-- BEGIN --

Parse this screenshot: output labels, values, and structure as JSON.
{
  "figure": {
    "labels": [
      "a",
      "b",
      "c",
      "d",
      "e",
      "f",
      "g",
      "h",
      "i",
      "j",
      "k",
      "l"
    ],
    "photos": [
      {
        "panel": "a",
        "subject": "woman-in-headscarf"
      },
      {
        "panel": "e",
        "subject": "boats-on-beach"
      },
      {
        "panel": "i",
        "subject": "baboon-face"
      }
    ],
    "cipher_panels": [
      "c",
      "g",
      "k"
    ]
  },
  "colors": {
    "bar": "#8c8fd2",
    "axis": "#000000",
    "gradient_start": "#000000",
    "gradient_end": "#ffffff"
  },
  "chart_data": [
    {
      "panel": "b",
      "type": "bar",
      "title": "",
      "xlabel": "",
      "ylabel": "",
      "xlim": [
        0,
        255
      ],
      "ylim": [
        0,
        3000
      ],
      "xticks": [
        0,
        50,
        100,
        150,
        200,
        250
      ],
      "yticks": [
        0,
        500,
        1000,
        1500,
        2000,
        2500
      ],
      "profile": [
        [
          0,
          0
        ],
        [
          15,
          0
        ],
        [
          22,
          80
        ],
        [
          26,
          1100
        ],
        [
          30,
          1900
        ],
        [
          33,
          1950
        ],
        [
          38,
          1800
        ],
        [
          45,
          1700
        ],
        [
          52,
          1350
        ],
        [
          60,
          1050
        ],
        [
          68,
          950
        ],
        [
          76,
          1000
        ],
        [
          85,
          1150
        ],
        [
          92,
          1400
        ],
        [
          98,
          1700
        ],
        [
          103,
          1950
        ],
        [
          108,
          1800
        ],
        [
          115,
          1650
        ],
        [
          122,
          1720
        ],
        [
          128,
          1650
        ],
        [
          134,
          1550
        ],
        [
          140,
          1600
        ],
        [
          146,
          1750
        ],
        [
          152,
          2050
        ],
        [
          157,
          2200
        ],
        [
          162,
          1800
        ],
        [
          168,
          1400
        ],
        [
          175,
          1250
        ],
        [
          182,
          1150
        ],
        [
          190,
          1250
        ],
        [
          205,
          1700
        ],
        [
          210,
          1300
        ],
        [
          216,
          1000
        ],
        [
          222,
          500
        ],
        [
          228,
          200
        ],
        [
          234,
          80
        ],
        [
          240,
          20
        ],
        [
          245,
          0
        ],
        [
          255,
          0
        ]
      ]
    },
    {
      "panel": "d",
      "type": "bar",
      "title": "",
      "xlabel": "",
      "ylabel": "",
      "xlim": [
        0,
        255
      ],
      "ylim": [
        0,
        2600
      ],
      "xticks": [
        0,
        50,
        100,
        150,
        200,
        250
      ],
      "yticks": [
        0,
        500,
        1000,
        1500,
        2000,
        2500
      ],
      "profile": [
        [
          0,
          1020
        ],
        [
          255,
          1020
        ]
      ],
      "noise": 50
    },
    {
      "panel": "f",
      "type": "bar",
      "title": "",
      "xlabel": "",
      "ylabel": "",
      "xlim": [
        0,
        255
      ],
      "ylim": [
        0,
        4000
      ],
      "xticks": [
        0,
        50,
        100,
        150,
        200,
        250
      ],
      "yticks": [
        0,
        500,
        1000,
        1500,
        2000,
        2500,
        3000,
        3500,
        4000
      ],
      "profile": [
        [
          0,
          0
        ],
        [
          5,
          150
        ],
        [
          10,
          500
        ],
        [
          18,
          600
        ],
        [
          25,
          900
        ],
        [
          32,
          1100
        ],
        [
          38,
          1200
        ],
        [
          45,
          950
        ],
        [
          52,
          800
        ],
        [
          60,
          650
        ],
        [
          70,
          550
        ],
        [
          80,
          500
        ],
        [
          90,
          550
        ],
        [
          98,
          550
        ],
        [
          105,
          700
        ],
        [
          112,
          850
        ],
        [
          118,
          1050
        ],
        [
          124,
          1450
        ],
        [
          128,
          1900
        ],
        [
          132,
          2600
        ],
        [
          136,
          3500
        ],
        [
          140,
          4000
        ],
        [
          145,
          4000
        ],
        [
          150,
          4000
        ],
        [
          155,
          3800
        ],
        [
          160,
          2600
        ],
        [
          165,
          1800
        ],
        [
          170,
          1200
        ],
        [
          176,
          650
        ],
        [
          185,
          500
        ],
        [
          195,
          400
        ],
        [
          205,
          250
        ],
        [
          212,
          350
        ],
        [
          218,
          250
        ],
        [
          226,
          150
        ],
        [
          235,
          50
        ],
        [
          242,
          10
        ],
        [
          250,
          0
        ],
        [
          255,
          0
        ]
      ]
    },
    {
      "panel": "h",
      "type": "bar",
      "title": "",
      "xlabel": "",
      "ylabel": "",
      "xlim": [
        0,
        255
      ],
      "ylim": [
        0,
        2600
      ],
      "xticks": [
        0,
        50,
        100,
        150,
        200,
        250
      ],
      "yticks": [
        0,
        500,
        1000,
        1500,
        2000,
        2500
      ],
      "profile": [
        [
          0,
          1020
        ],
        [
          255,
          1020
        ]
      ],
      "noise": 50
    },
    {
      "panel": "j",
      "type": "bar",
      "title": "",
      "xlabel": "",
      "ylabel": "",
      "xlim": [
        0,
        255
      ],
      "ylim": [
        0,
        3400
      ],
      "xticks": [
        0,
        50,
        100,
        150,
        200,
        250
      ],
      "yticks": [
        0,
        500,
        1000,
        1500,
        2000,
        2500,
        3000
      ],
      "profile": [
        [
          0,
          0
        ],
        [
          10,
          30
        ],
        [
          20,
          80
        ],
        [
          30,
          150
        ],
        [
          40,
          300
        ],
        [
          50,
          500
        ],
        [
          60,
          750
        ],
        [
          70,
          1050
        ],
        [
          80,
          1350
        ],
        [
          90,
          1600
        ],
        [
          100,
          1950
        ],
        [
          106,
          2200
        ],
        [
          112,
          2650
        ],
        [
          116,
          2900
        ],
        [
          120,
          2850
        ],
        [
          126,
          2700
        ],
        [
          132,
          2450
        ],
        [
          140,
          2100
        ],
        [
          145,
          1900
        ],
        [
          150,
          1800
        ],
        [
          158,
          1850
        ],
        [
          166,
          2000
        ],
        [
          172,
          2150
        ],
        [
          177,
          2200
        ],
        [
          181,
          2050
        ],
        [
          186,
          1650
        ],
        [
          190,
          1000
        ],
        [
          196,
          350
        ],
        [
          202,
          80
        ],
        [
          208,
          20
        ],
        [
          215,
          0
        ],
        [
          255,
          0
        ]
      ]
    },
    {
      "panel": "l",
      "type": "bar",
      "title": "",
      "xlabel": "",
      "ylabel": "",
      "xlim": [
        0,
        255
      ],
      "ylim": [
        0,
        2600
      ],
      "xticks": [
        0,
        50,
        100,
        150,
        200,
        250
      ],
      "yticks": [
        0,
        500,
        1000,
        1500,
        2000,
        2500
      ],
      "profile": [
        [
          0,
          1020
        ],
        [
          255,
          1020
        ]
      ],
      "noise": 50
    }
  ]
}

-- END --

_Exercise description_
Using the data above, output each line exactly.

_Worked answer_
Parse this screenshot: output labels, values, and structure as JSON.
{
  "figure": {
    "labels": [
      "a",
      "b",
      "c",
      "d",
      "e",
      "f",
      "g",
      "h",
      "i",
      "j",
      "k",
      "l"
    ],
    "photos": [
      {
        "panel": "a",
        "subject": "woman-in-headscarf"
      },
      {
        "panel": "e",
        "subject": "boats-on-beach"
      },
      {
        "panel": "i",
        "subject": "baboon-face"
      }
    ],
    "cipher_panels": [
      "c",
      "g",
      "k"
    ]
  },
  "colors": {
    "bar": "#8c8fd2",
    "axis": "#000000",
    "gradient_start": "#000000",
    "gradient_end": "#ffffff"
  },
  "chart_data": [
    {
      "panel": "b",
      "type": "bar",
      "title": "",
      "xlabel": "",
      "ylabel": "",
      "xlim": [
        0,
        255
      ],
      "ylim": [
        0,
        3000
      ],
      "xticks": [
        0,
        50,
        100,
        150,
        200,
        250
      ],
      "yticks": [
        0,
        500,
        1000,
        1500,
        2000,
        2500
      ],
      "profile": [
        [
          0,
          0
        ],
        [
          15,
          0
        ],
        [
          22,
          80
        ],
        [
          26,
          1100
        ],
        [
          30,
          1900
        ],
        [
          33,
          1950
        ],
        [
          38,
          1800
        ],
        [
          45,
          1700
        ],
        [
          52,
          1350
        ],
        [
          60,
          1050
        ],
        [
          68,
          950
        ],
        [
          76,
          1000
        ],
        [
          85,
          1150
        ],
        [
          92,
          1400
        ],
        [
          98,
          1700
        ],
        [
          103,
          1950
        ],
        [
          108,
          1800
        ],
        [
          115,
          1650
        ],
        [
          122,
          1720
        ],
        [
          128,
          1650
        ],
        [
          134,
          1550
        ],
        [
          140,
          1600
        ],
        [
          146,
          1750
        ],
        [
          152,
          2050
        ],
        [
          157,
          2200
        ],
        [
          162,
          1800
        ],
        [
          168,
          1400
        ],
        [
          175,
          1250
        ],
        [
          182,
          1150
        ],
        [
          190,
          1250
        ],
        [
          205,
          1700
        ],
        [
          210,
          1300
        ],
        [
          216,
          1000
        ],
        [
          222,
          500
        ],
        [
          228,
          200
        ],
        [
          234,
          80
        ],
        [
          240,
          20
        ],
        [
          245,
          0
        ],
        [
          255,
          0
        ]
      ]
    },
    {
      "panel": "d",
      "type": "bar",
      "title": "",
      "xlabel": "",
      "ylabel": "",
      "xlim": [
        0,
        255
      ],
      "ylim": [
        0,
        2600
      ],
      "xticks": [
        0,
        50,
        100,
        150,
        200,
        250
      ],
      "yticks": [
        0,
        500,
        1000,
        1500,
        2000,
        2500
      ],
      "profile": [
        [
          0,
          1020
        ],
        [
          255,
          1020
        ]
      ],
      "noise": 50
    },
    {
      "panel": "f",
      "type": "bar",
      "title": "",
      "xlabel": "",
      "ylabel": "",
      "xlim": [
        0,
        255
      ],
      "ylim": [
        0,
        4000
      ],
      "xticks": [
        0,
        50,
        100,
        150,
        200,
        250
      ],
      "yticks": [
        0,
        500,
        1000,
        1500,
        2000,
        2500,
        3000,
        3500,
        4000
      ],
      "profile": [
        [
          0,
          0
        ],
        [
          5,
          150
        ],
        [
          10,
          500
        ],
        [
          18,
          600
        ],
        [
          25,
          900
        ],
        [
          32,
          1100
        ],
        [
          38,
          1200
        ],
        [
          45,
          950
        ],
        [
          52,
          800
        ],
        [
          60,
          650
        ],
        [
          70,
          550
        ],
        [
          80,
          500
        ],
        [
          90,
          550
        ],
        [
          98,
          550
        ],
        [
          105,
          700
        ],
        [
          112,
          850
        ],
        [
          118,
          1050
        ],
        [
          124,
          1450
        ],
        [
          128,
          1900
        ],
        [
          132,
          2600
        ],
        [
          136,
          3500
        ],
        [
          140,
          4000
        ],
        [
          145,
          4000
        ],
        [
          150,
          4000
        ],
        [
          155,
          3800
        ],
        [
          160,
          2600
        ],
        [
          165,
          1800
        ],
        [
          170,
          1200
        ],
        [
          176,
          650
        ],
        [
          185,
          500
        ],
        [
          195,
          400
        ],
        [
          205,
          250
        ],
        [
          212,
          350
        ],
        [
          218,
          250
        ],
        [
          226,
          150
        ],
        [
          235,
          50
        ],
        [
          242,
          10
        ],
        [
          250,
          0
        ],
        [
          255,
          0
        ]
      ]
    },
    {
      "panel": "h",
      "type": "bar",
      "title": "",
      "xlabel": "",
      "ylabel": "",
      "xlim": [
        0,
        255
      ],
      "ylim": [
        0,
        2600
      ],
      "xticks": [
        0,
        50,
        100,
        150,
        200,
        250
      ],
      "yticks": [
        0,
        500,
        1000,
        1500,
        2000,
        2500
      ],
      "profile": [
        [
          0,
          1020
        ],
        [
          255,
          1020
        ]
      ],
      "noise": 50
    },
    {
      "panel": "j",
      "type": "bar",
      "title": "",
      "xlabel": "",
      "ylabel": "",
      "xlim": [
        0,
        255
      ],
      "ylim": [
        0,
        3400
      ],
      "xticks": [
        0,
        50,
        100,
        150,
        200,
        250
      ],
      "yticks": [
        0,
        500,
        1000,
        1500,
        2000,
        2500,
        3000
      ],
      "profile": [
        [
          0,
          0
        ],
        [
          10,
          30
        ],
        [
          20,
          80
        ],
        [
          30,
          150
        ],
        [
          40,
          300
        ],
        [
          50,
          500
        ],
        [
          60,
          750
        ],
        [
          70,
          1050
        ],
        [
          80,
          1350
        ],
        [
          90,
          1600
        ],
        [
          100,
          1950
        ],
        [
          106,
          2200
        ],
        [
          112,
          2650
        ],
        [
          116,
          2900
        ],
        [
          120,
          2850
        ],
        [
          126,
          2700
        ],
        [
          132,
          2450
        ],
        [
          140,
          2100
        ],
        [
          145,
          1900
        ],
        [
          150,
          1800
        ],
        [
          158,
          1850
        ],
        [
          166,
          2000
        ],
        [
          172,
          2150
        ],
        [
          177,
          2200
        ],
        [
          181,
          2050
        ],
        [
          186,
          1650
        ],
        [
          190,
          1000
        ],
        [
          196,
          350
        ],
        [
          202,
          80
        ],
        [
          208,
          20
        ],
        [
          215,
          0
        ],
        [
          255,
          0
        ]
      ]
    },
    {
      "panel": "l",
      "type": "bar",
      "title": "",
      "xlabel": "",
      "ylabel": "",
      "xlim": [
        0,
        255
      ],
      "ylim": [
        0,
        2600
      ],
      "xticks": [
        0,
        50,
        100,
        150,
        200,
        250
      ],
      "yticks": [
        0,
        500,
        1000,
        1500,
        2000,
        2500
      ],
      "profile": [
        [
          0,
          1020
        ],
        [
          255,
          1020
        ]
      ],
      "noise": 50
    }
  ]
}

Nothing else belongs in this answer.